- **Aim of the task**: Skip the images. Copy the records exactly as written.

- **Records to process**:

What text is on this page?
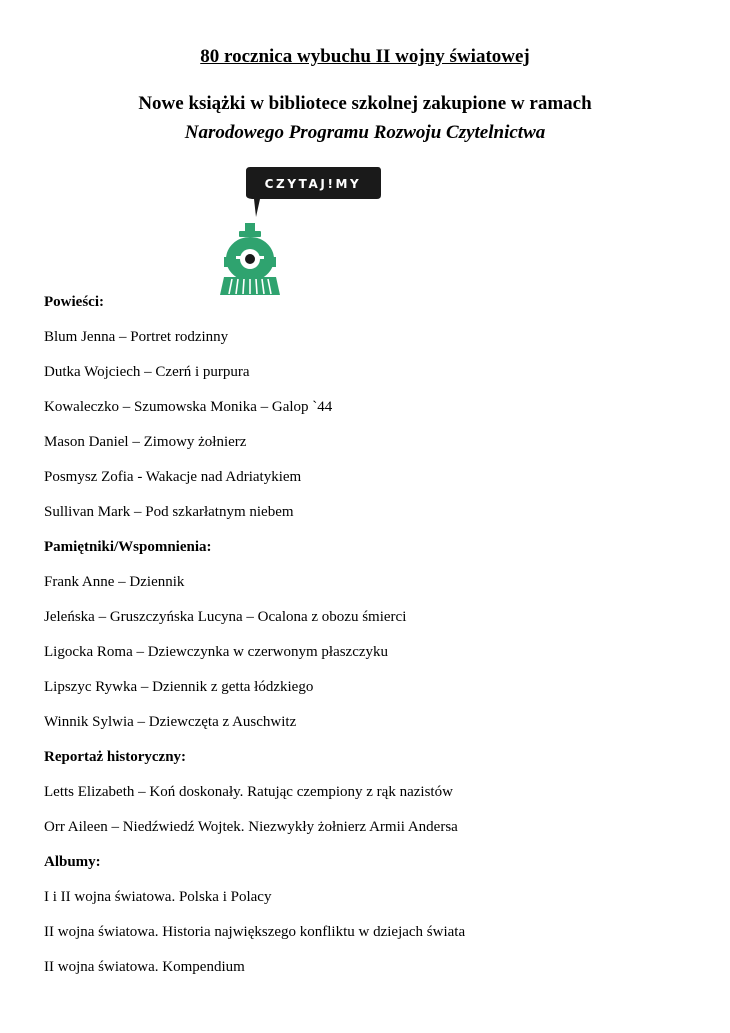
80 rocznica wybuchu II wojny światowej
Nowe książki w bibliotece szkolnej zakupione w ramach
Narodowego Programu Rozwoju Czytelnictwa
CZYTAJ!MY
Powieści:
Blum Jenna – Portret rodzinny
Dutka Wojciech – Czerń i purpura
Kowaleczko – Szumowska Monika – Galop `44
Mason Daniel – Zimowy żołnierz
Posmysz Zofia - Wakacje nad Adriatykiem
Sullivan Mark – Pod szkarłatnym niebem
Pamiętniki/Wspomnienia:
Frank Anne – Dziennik
Jeleńska – Gruszczyńska Lucyna – Ocalona z obozu śmierci
Ligocka Roma – Dziewczynka w czerwonym płaszczyku
Lipszyc Rywka – Dziennik z getta łódzkiego
Winnik Sylwia – Dziewczęta z Auschwitz
Reportaż historyczny:
Letts Elizabeth – Koń doskonały. Ratując czempiony z rąk nazistów
Orr Aileen – Niedźwiedź Wojtek. Niezwykły żołnierz Armii Andersa
Albumy:
I i II wojna światowa. Polska i Polacy
II wojna światowa. Historia największego konfliktu w dziejach świata
II wojna światowa. Kompendium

- **The solution**:
What text is on this page?
80 rocznica wybuchu II wojny światowej
Nowe książki w bibliotece szkolnej zakupione w ramach
Narodowego Programu Rozwoju Czytelnictwa
CZYTAJ!MY
Powieści:
Blum Jenna – Portret rodzinny
Dutka Wojciech – Czerń i purpura
Kowaleczko – Szumowska Monika – Galop `44
Mason Daniel – Zimowy żołnierz
Posmysz Zofia - Wakacje nad Adriatykiem
Sullivan Mark – Pod szkarłatnym niebem
Pamiętniki/Wspomnienia:
Frank Anne – Dziennik
Jeleńska – Gruszczyńska Lucyna – Ocalona z obozu śmierci
Ligocka Roma – Dziewczynka w czerwonym płaszczyku
Lipszyc Rywka – Dziennik z getta łódzkiego
Winnik Sylwia – Dziewczęta z Auschwitz
Reportaż historyczny:
Letts Elizabeth – Koń doskonały. Ratując czempiony z rąk nazistów
Orr Aileen – Niedźwiedź Wojtek. Niezwykły żołnierz Armii Andersa
Albumy:
I i II wojna światowa. Polska i Polacy
II wojna światowa. Historia największego konfliktu w dziejach świata
II wojna światowa. Kompendium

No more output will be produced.